====== MATERIALS PROVIDED ======

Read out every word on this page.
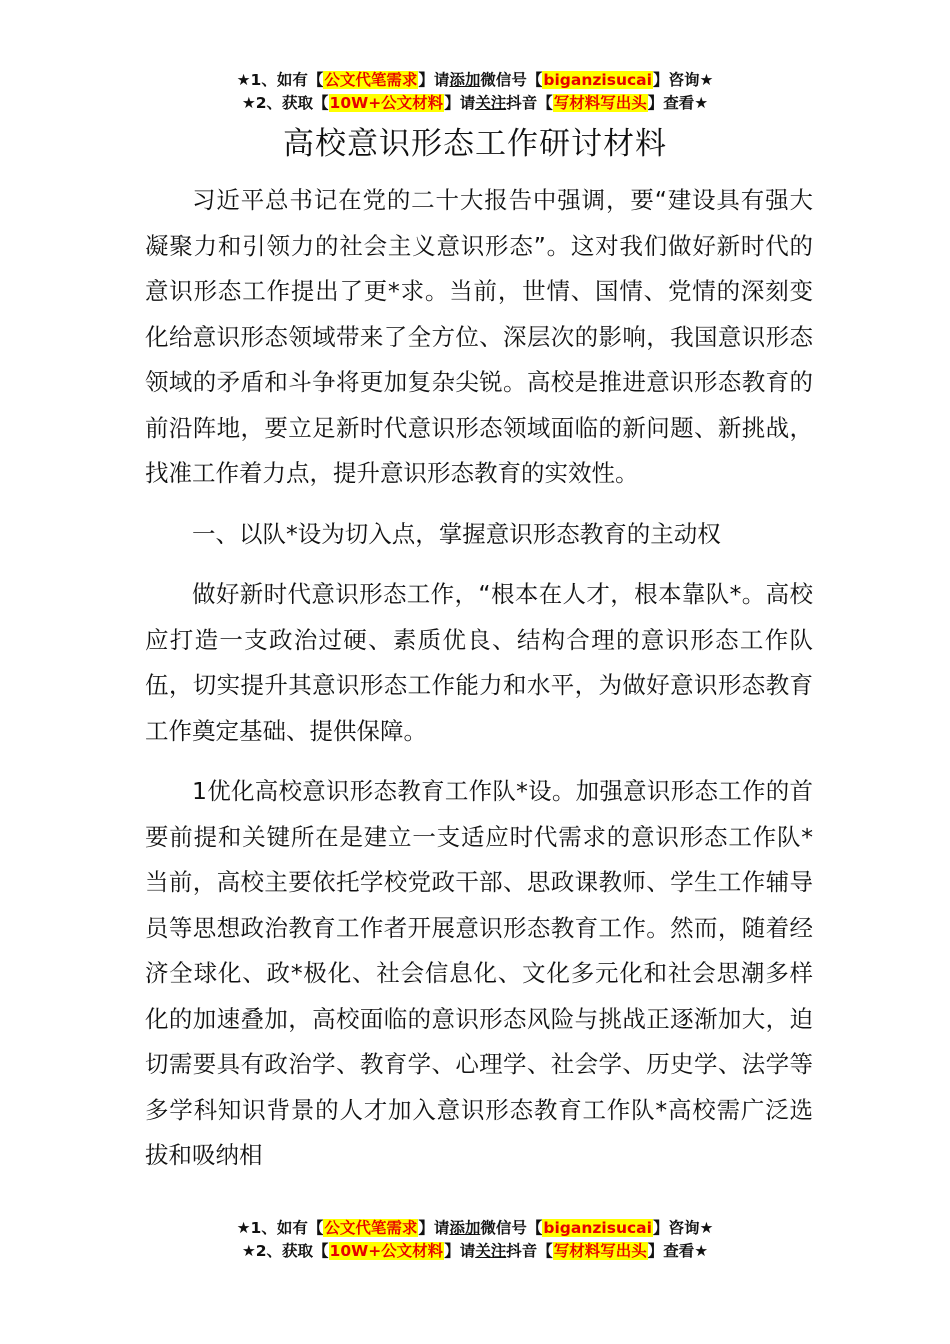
★1、如有【公文代笔需求】请添加微信号【biganzisucai】咨询★
★2、获取【10W+公文材料】请关注抖音【写材料写出头】查看★
高校意识形态工作研讨材料

习近平总书记在党的二十大报告中强调，要“建设具有强大凝聚力和引领力的社会主义意识形态”。这对我们做好新时代的意识形态工作提出了更*求。当前，世情、国情、党情的深刻变化给意识形态领域带来了全方位、深层次的影响，我国意识形态领域的矛盾和斗争将更加复杂尖锐。高校是推进意识形态教育的前沿阵地，要立足新时代意识形态领域面临的新问题、新挑战，找准工作着力点，提升意识形态教育的实效性。

一、以队*设为切入点，掌握意识形态教育的主动权

做好新时代意识形态工作，“根本在人才，根本靠队*。高校应打造一支政治过硬、素质优良、结构合理的意识形态工作队伍，切实提升其意识形态工作能力和水平，为做好意识形态教育工作奠定基础、提供保障。

1优化高校意识形态教育工作队*设。加强意识形态工作的首要前提和关键所在是建立一支适应时代需求的意识形态工作队*当前，高校主要依托学校党政干部、思政课教师、学生工作辅导员等思想政治教育工作者开展意识形态教育工作。然而，随着经济全球化、政*极化、社会信息化、文化多元化和社会思潮多样化的加速叠加，高校面临的意识形态风险与挑战正逐渐加大，迫切需要具有政治学、教育学、心理学、社会学、历史学、法学等多学科知识背景的人才加入意识形态教育工作队*高校需广泛选拔和吸纳相

★1、如有【公文代笔需求】请添加微信号【biganzisucai】咨询★
★2、获取【10W+公文材料】请关注抖音【写材料写出头】查看★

======

OBJECTIVE - Quote every line of the records above exactly; no picture is to be copied.

SOLVED PROBLEM -
Read out every word on this page.
★1、如有【公文代笔需求】请添加微信号【biganzisucai】咨询★
★2、获取【10W+公文材料】请关注抖音【写材料写出头】查看★
高校意识形态工作研讨材料

习近平总书记在党的二十大报告中强调，要“建设具有强大凝聚力和引领力的社会主义意识形态”。这对我们做好新时代的意识形态工作提出了更*求。当前，世情、国情、党情的深刻变化给意识形态领域带来了全方位、深层次的影响，我国意识形态领域的矛盾和斗争将更加复杂尖锐。高校是推进意识形态教育的前沿阵地，要立足新时代意识形态领域面临的新问题、新挑战，找准工作着力点，提升意识形态教育的实效性。

一、以队*设为切入点，掌握意识形态教育的主动权

做好新时代意识形态工作，“根本在人才，根本靠队*。高校应打造一支政治过硬、素质优良、结构合理的意识形态工作队伍，切实提升其意识形态工作能力和水平，为做好意识形态教育工作奠定基础、提供保障。

1优化高校意识形态教育工作队*设。加强意识形态工作的首要前提和关键所在是建立一支适应时代需求的意识形态工作队*当前，高校主要依托学校党政干部、思政课教师、学生工作辅导员等思想政治教育工作者开展意识形态教育工作。然而，随着经济全球化、政*极化、社会信息化、文化多元化和社会思潮多样化的加速叠加，高校面临的意识形态风险与挑战正逐渐加大，迫切需要具有政治学、教育学、心理学、社会学、历史学、法学等多学科知识背景的人才加入意识形态教育工作队*高校需广泛选拔和吸纳相

★1、如有【公文代笔需求】请添加微信号【biganzisucai】咨询★
★2、获取【10W+公文材料】请关注抖音【写材料写出头】查看★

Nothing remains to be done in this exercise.